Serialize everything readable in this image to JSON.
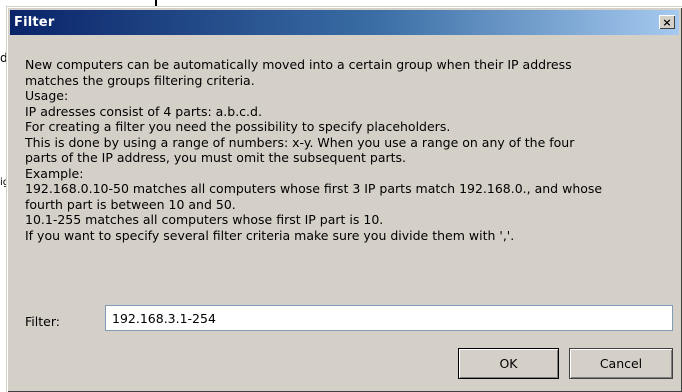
{
  "background": {
    "fragments": [
      "d",
      "ig"
    ]
  },
  "dialog": {
    "title": "Filter",
    "close_label": "×",
    "description_lines": [
      "New computers can be automatically moved into a certain group when their IP address",
      "matches the groups filtering criteria.",
      "Usage:",
      "IP adresses consist of 4 parts: a.b.c.d.",
      "For creating a filter you need the possibility to specify placeholders.",
      "This is done by using a range of numbers: x-y. When you use a range on any of the four",
      "parts of the IP address, you must omit the subsequent parts.",
      "Example:",
      "192.168.0.10-50 matches all computers whose first 3 IP parts match 192.168.0., and whose",
      "fourth part is between 10 and 50.",
      "10.1-255 matches all computers whose first IP part is 10.",
      "If you want to specify several filter criteria make sure you divide them with ','."
    ],
    "filter_label": "Filter:",
    "filter_value": "192.168.3.1-254",
    "ok_label": "OK",
    "cancel_label": "Cancel"
  },
  "colors": {
    "titlebar_start": "#0a246a",
    "titlebar_end": "#a6caf0",
    "dialog_bg": "#d4d0c8"
  }
}
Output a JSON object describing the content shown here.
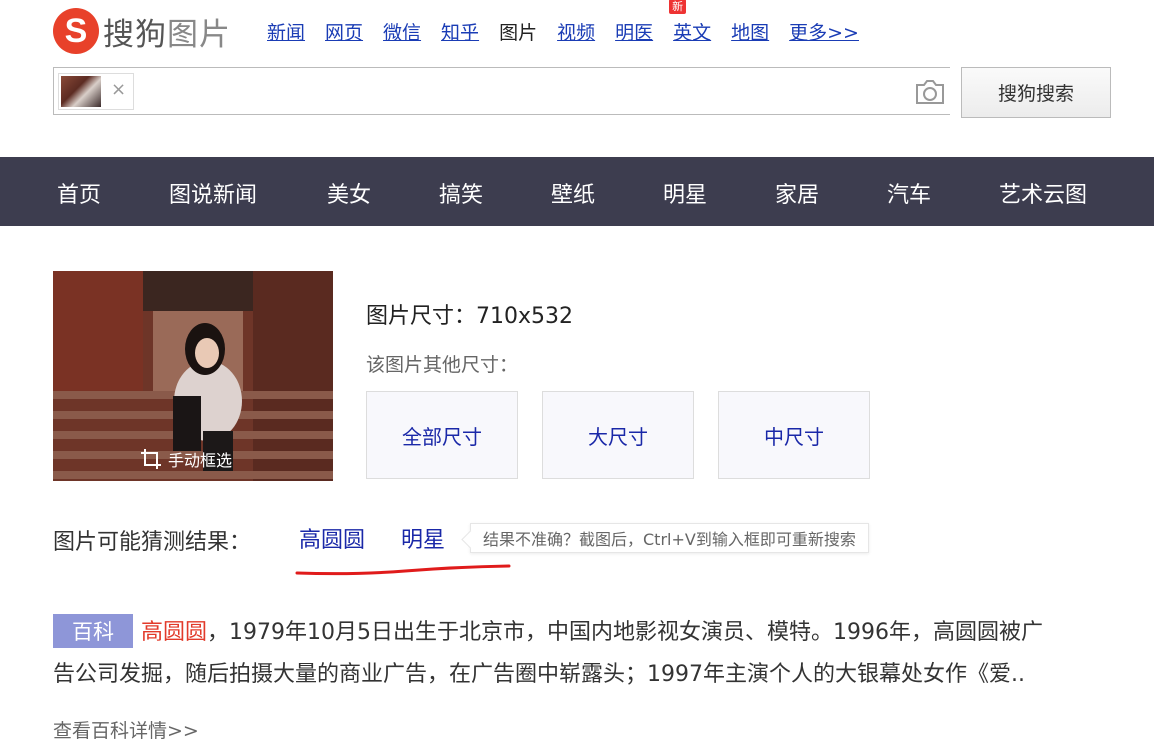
{
  "logo": {
    "mark": "S",
    "text_part1": "搜狗",
    "text_part2": "图片"
  },
  "topnav": {
    "items": [
      {
        "label": "新闻"
      },
      {
        "label": "网页"
      },
      {
        "label": "微信"
      },
      {
        "label": "知乎"
      },
      {
        "label": "图片",
        "active": true
      },
      {
        "label": "视频"
      },
      {
        "label": "明医"
      },
      {
        "label": "英文",
        "badge": "新"
      },
      {
        "label": "地图"
      },
      {
        "label": "更多>>"
      }
    ]
  },
  "search": {
    "thumb_close": "×",
    "button_label": "搜狗搜索",
    "camera_icon": "camera-icon"
  },
  "categories": [
    "首页",
    "图说新闻",
    "美女",
    "搞笑",
    "壁纸",
    "明星",
    "家居",
    "汽车",
    "艺术云图"
  ],
  "image_info": {
    "crop_label": "手动框选",
    "size_title": "图片尺寸：710x532",
    "other_sizes_label": "该图片其他尺寸：",
    "size_buttons": [
      "全部尺寸",
      "大尺寸",
      "中尺寸"
    ]
  },
  "guess": {
    "label": "图片可能猜测结果：",
    "results": [
      "高圆圆",
      "明星"
    ],
    "tip": "结果不准确？截图后，Ctrl+V到输入框即可重新搜索"
  },
  "baike": {
    "tag": "百科",
    "name": "高圆圆",
    "text_line1": "，1979年10月5日出生于北京市，中国内地影视女演员、模特。1996年，高圆圆被广",
    "text_line2": "告公司发掘，随后拍摄大量的商业广告，在广告圈中崭露头；1997年主演个人的大银幕处女作《爱..",
    "more_link": "查看百科详情>>"
  },
  "colors": {
    "brand_red": "#e8412a",
    "nav_bar": "#3d3d4f",
    "link_blue": "#1a28a8",
    "baike_tag": "#8e96d8",
    "underline_red": "#e01b1b"
  }
}
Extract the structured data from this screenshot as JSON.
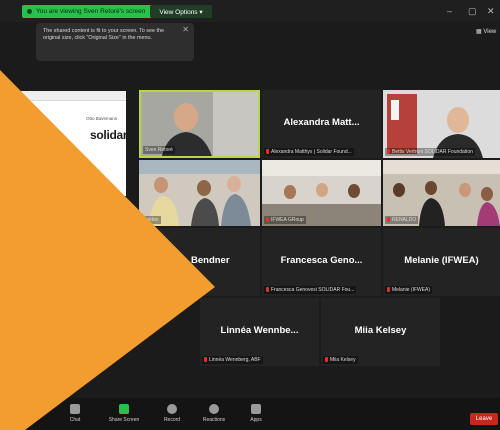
{
  "titlebar": {
    "viewing_text": "You are viewing Sven Retoré's screen",
    "view_options_label": "View Options ▾",
    "controls": [
      "–",
      "▢",
      "✕"
    ]
  },
  "tooltip": {
    "text": "The shared content is fit to your screen. To see the original size, click \"Original Size\" in the menu.",
    "close_icon": "✕"
  },
  "view_button": "View",
  "shared_screen": {
    "toolbar_text": "Otto Bavemann",
    "logo_text": "solidar"
  },
  "participants": [
    {
      "id": "sven",
      "label": "Sven Retoré"
    },
    {
      "id": "alexandra",
      "display_name": "Alexandra Matt...",
      "label": "Alexandra Matthys | Solidar Found..."
    },
    {
      "id": "bettis",
      "label": "Bettis Vertroni SOLIDAR Foundation"
    },
    {
      "id": "saldan",
      "label": "Saldan"
    },
    {
      "id": "ifwea-group",
      "label": "IFWEA GRoup"
    },
    {
      "id": "renaldo",
      "label": "RENALDO"
    },
    {
      "id": "bendner",
      "display_name": "Bendner"
    },
    {
      "id": "francesca",
      "display_name": "Francesca Geno...",
      "label": "Francesca Genovesi SOLIDAR Fou..."
    },
    {
      "id": "melanie",
      "display_name": "Melanie (IFWEA)",
      "label": "Melanie (IFWEA)"
    },
    {
      "id": "linnea",
      "display_name": "Linnéa Wennbe...",
      "label": "Linnéa Wennberg, ABF"
    },
    {
      "id": "miia",
      "display_name": "Miia Kelsey",
      "label": "Miia Kelsey"
    }
  ],
  "bottombar": {
    "items": [
      "Chat",
      "Share Screen",
      "Record",
      "Reactions",
      "Apps"
    ],
    "leave_label": "Leave"
  },
  "colors": {
    "accent_green": "#27c24c",
    "orange_overlay": "#f39c2f",
    "leave_red": "#c7281e"
  }
}
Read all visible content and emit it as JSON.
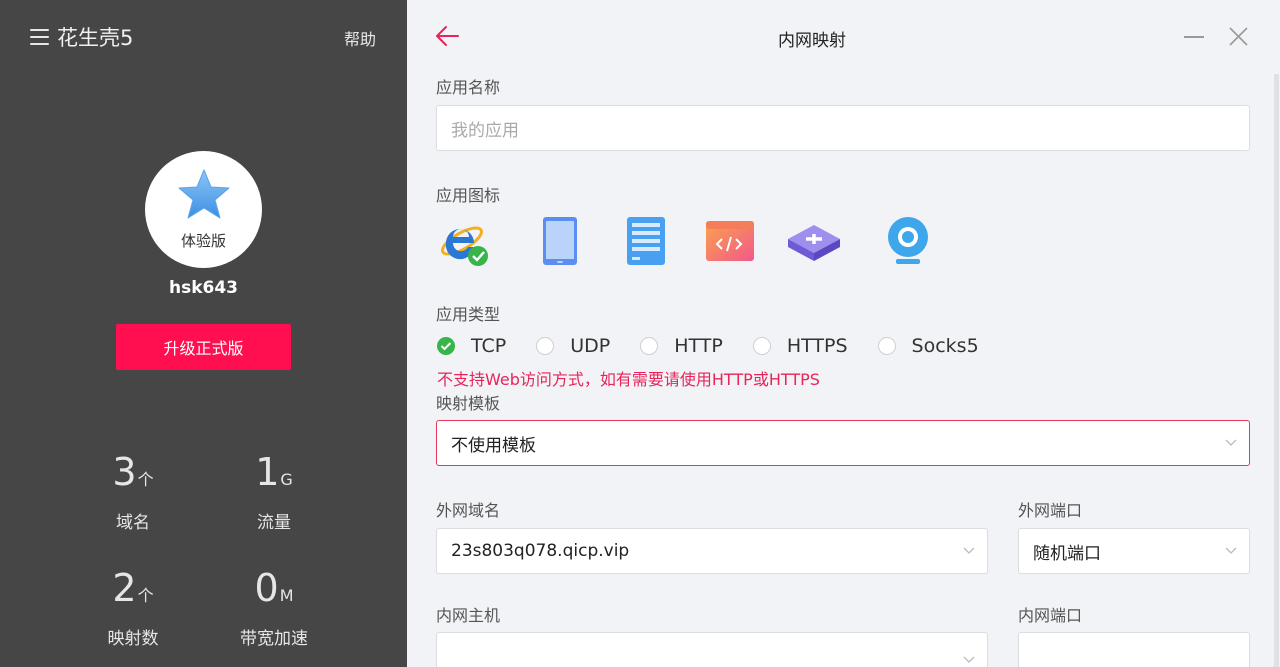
{
  "sidebar": {
    "app_name": "花生壳5",
    "help": "帮助",
    "avatar_badge": "体验版",
    "username": "hsk643",
    "upgrade": "升级正式版",
    "stats": [
      {
        "num": "3",
        "unit": "个",
        "label": "域名"
      },
      {
        "num": "1",
        "unit": "G",
        "label": "流量"
      },
      {
        "num": "2",
        "unit": "个",
        "label": "映射数"
      },
      {
        "num": "0",
        "unit": "M",
        "label": "带宽加速"
      }
    ]
  },
  "header": {
    "title": "内网映射"
  },
  "form": {
    "app_name_label": "应用名称",
    "app_name_placeholder": "我的应用",
    "app_icon_label": "应用图标",
    "app_type_label": "应用类型",
    "types": [
      "TCP",
      "UDP",
      "HTTP",
      "HTTPS",
      "Socks5"
    ],
    "warning": "不支持Web访问方式，如有需要请使用HTTP或HTTPS",
    "template_label": "映射模板",
    "template_value": "不使用模板",
    "domain_label": "外网域名",
    "domain_value": "23s803q078.qicp.vip",
    "ext_port_label": "外网端口",
    "ext_port_value": "随机端口",
    "host_label": "内网主机",
    "host_value": "",
    "int_port_label": "内网端口",
    "int_port_value": ""
  },
  "colors": {
    "accent": "#ff0f50",
    "check": "#38b44a",
    "warning": "#e8245a",
    "sidebar": "#464646"
  }
}
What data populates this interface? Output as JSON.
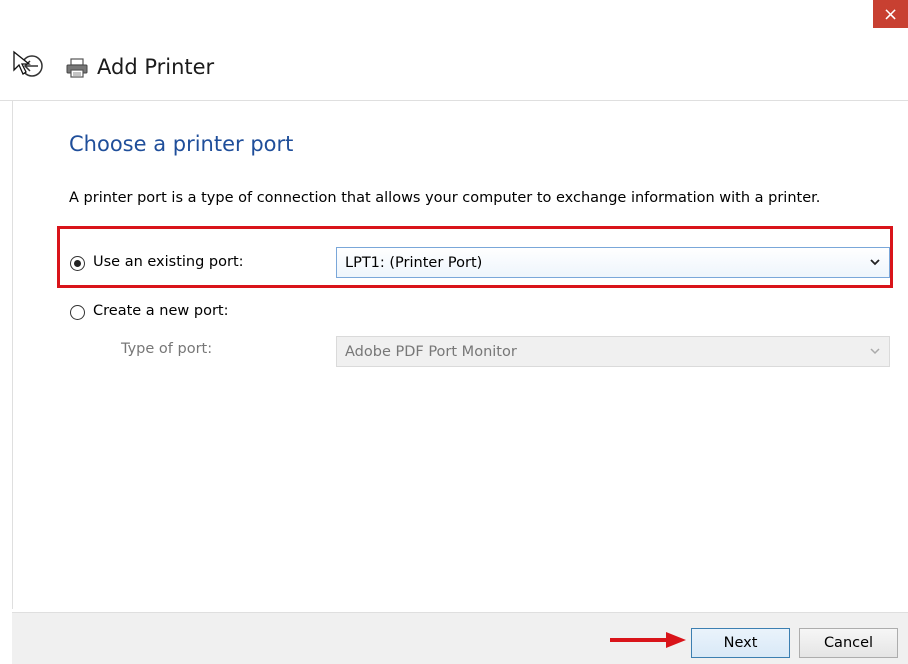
{
  "window": {
    "title": "Add Printer",
    "close_glyph": "×"
  },
  "icons": {
    "back": "back-arrow-icon",
    "printer": "printer-icon",
    "close": "close-icon",
    "dropdown": "chevron-down-icon",
    "annotation_arrow": "red-arrow-icon"
  },
  "content": {
    "heading": "Choose a printer port",
    "description": "A printer port is a type of connection that allows your computer to exchange information with a printer.",
    "existing_port": {
      "label": "Use an existing port:",
      "selected": true,
      "value": "LPT1: (Printer Port)"
    },
    "new_port": {
      "label": "Create a new port:",
      "selected": false,
      "type_label": "Type of port:",
      "type_value": "Adobe PDF Port Monitor"
    }
  },
  "footer": {
    "next_label": "Next",
    "cancel_label": "Cancel"
  },
  "colors": {
    "heading": "#1f4e9a",
    "highlight": "#d9141a",
    "close_button": "#c84031"
  }
}
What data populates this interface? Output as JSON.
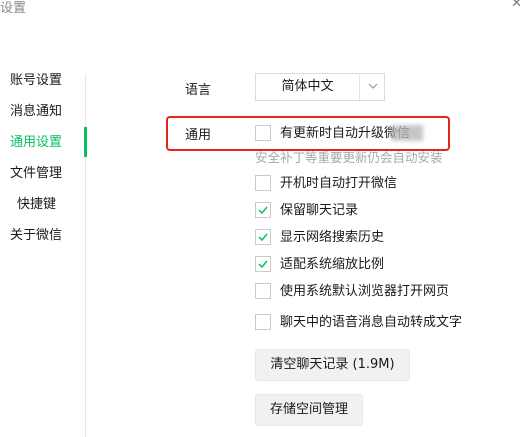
= = =
WHAT NEEDS TO BE DONE
With the pictures omitted, reproduce the records in full and exactly.

THE ANSWER
Serialize everything readable in this image to JSON.
{
  "background": {
    "fragments": [
      "d",
      "ig"
    ]
  },
  "dialog": {
    "title": "Filter",
    "close_label": "×",
    "description_lines": [
      "New computers can be automatically moved into a certain group when their IP address",
      "matches the groups filtering criteria.",
      "Usage:",
      "IP adresses consist of 4 parts: a.b.c.d.",
      "For creating a filter you need the possibility to specify placeholders.",
      "This is done by using a range of numbers: x-y. When you use a range on any of the four",
      "parts of the IP address, you must omit the subsequent parts.",
      "Example:",
      "192.168.0.10-50 matches all computers whose first 3 IP parts match 192.168.0., and whose",
      "fourth part is between 10 and 50.",
      "10.1-255 matches all computers whose first IP part is 10.",
      "If you want to specify several filter criteria make sure you divide them with ','."
    ],
    "filter_label": "Filter:",
    "filter_value": "192.168.3.1-254",
    "ok_label": "OK",
    "cancel_label": "Cancel"
  },
  "colors": {
    "titlebar_start": "#0a246a",
    "titlebar_end": "#a6caf0",
    "dialog_bg": "#d4d0c8"
  }
}
Output a JSON object describing the content shown here.
{
  "logo": {
    "mark": "S",
    "text_part1": "搜狗",
    "text_part2": "图片"
  },
  "topnav": {
    "items": [
      {
        "label": "新闻"
      },
      {
        "label": "网页"
      },
      {
        "label": "微信"
      },
      {
        "label": "知乎"
      },
      {
        "label": "图片",
        "active": true
      },
      {
        "label": "视频"
      },
      {
        "label": "明医"
      },
      {
        "label": "英文",
        "badge": "新"
      },
      {
        "label": "地图"
      },
      {
        "label": "更多>>"
      }
    ]
  },
  "search": {
    "thumb_close": "×",
    "button_label": "搜狗搜索",
    "camera_icon": "camera-icon"
  },
  "categories": [
    "首页",
    "图说新闻",
    "美女",
    "搞笑",
    "壁纸",
    "明星",
    "家居",
    "汽车",
    "艺术云图"
  ],
  "image_info": {
    "crop_label": "手动框选",
    "size_title": "图片尺寸：710x532",
    "other_sizes_label": "该图片其他尺寸：",
    "size_buttons": [
      "全部尺寸",
      "大尺寸",
      "中尺寸"
    ]
  },
  "guess": {
    "label": "图片可能猜测结果：",
    "results": [
      "高圆圆",
      "明星"
    ],
    "tip": "结果不准确？截图后，Ctrl+V到输入框即可重新搜索"
  },
  "baike": {
    "tag": "百科",
    "name": "高圆圆",
    "text_line1": "，1979年10月5日出生于北京市，中国内地影视女演员、模特。1996年，高圆圆被广",
    "text_line2": "告公司发掘，随后拍摄大量的商业广告，在广告圈中崭露头；1997年主演个人的大银幕处女作《爱..",
    "more_link": "查看百科详情>>"
  },
  "colors": {
    "brand_red": "#e8412a",
    "nav_bar": "#3d3d4f",
    "link_blue": "#1a28a8",
    "baike_tag": "#8e96d8",
    "underline_red": "#e01b1b"
  }
}
Extract the structured data from this screenshot as JSON.
{
  "titlebar": {
    "viewing_text": "You are viewing Sven Retoré's screen",
    "view_options_label": "View Options ▾",
    "controls": [
      "–",
      "▢",
      "✕"
    ]
  },
  "tooltip": {
    "text": "The shared content is fit to your screen. To see the original size, click \"Original Size\" in the menu.",
    "close_icon": "✕"
  },
  "view_button": "View",
  "shared_screen": {
    "toolbar_text": "Otto Bavemann",
    "logo_text": "solidar"
  },
  "participants": [
    {
      "id": "sven",
      "label": "Sven Retoré"
    },
    {
      "id": "alexandra",
      "display_name": "Alexandra Matt...",
      "label": "Alexandra Matthys | Solidar Found..."
    },
    {
      "id": "bettis",
      "label": "Bettis Vertroni SOLIDAR Foundation"
    },
    {
      "id": "saldan",
      "label": "Saldan"
    },
    {
      "id": "ifwea-group",
      "label": "IFWEA GRoup"
    },
    {
      "id": "renaldo",
      "label": "RENALDO"
    },
    {
      "id": "bendner",
      "display_name": "Bendner"
    },
    {
      "id": "francesca",
      "display_name": "Francesca Geno...",
      "label": "Francesca Genovesi SOLIDAR Fou..."
    },
    {
      "id": "melanie",
      "display_name": "Melanie (IFWEA)",
      "label": "Melanie (IFWEA)"
    },
    {
      "id": "linnea",
      "display_name": "Linnéa Wennbe...",
      "label": "Linnéa Wennberg, ABF"
    },
    {
      "id": "miia",
      "display_name": "Miia Kelsey",
      "label": "Miia Kelsey"
    }
  ],
  "bottombar": {
    "items": [
      "Chat",
      "Share Screen",
      "Record",
      "Reactions",
      "Apps"
    ],
    "leave_label": "Leave"
  },
  "colors": {
    "accent_green": "#27c24c",
    "orange_overlay": "#f39c2f",
    "leave_red": "#c7281e"
  }
}
Read all visible content and emit it as JSON.
{
  "sidebar": {
    "app_name": "花生壳5",
    "help": "帮助",
    "avatar_badge": "体验版",
    "username": "hsk643",
    "upgrade": "升级正式版",
    "stats": [
      {
        "num": "3",
        "unit": "个",
        "label": "域名"
      },
      {
        "num": "1",
        "unit": "G",
        "label": "流量"
      },
      {
        "num": "2",
        "unit": "个",
        "label": "映射数"
      },
      {
        "num": "0",
        "unit": "M",
        "label": "带宽加速"
      }
    ]
  },
  "header": {
    "title": "内网映射"
  },
  "form": {
    "app_name_label": "应用名称",
    "app_name_placeholder": "我的应用",
    "app_icon_label": "应用图标",
    "app_type_label": "应用类型",
    "types": [
      "TCP",
      "UDP",
      "HTTP",
      "HTTPS",
      "Socks5"
    ],
    "warning": "不支持Web访问方式，如有需要请使用HTTP或HTTPS",
    "template_label": "映射模板",
    "template_value": "不使用模板",
    "domain_label": "外网域名",
    "domain_value": "23s803q078.qicp.vip",
    "ext_port_label": "外网端口",
    "ext_port_value": "随机端口",
    "host_label": "内网主机",
    "host_value": "",
    "int_port_label": "内网端口",
    "int_port_value": ""
  },
  "colors": {
    "accent": "#ff0f50",
    "check": "#38b44a",
    "warning": "#e8245a",
    "sidebar": "#464646"
  }
}
What data populates this interface? Output as JSON.
{
  "window": {
    "title": "Add Printer",
    "close_glyph": "×"
  },
  "icons": {
    "back": "back-arrow-icon",
    "printer": "printer-icon",
    "close": "close-icon",
    "dropdown": "chevron-down-icon",
    "annotation_arrow": "red-arrow-icon"
  },
  "content": {
    "heading": "Choose a printer port",
    "description": "A printer port is a type of connection that allows your computer to exchange information with a printer.",
    "existing_port": {
      "label": "Use an existing port:",
      "selected": true,
      "value": "LPT1: (Printer Port)"
    },
    "new_port": {
      "label": "Create a new port:",
      "selected": false,
      "type_label": "Type of port:",
      "type_value": "Adobe PDF Port Monitor"
    }
  },
  "footer": {
    "next_label": "Next",
    "cancel_label": "Cancel"
  },
  "colors": {
    "heading": "#1f4e9a",
    "highlight": "#d9141a",
    "close_button": "#c84031"
  }
}
What data populates this interface? Output as JSON.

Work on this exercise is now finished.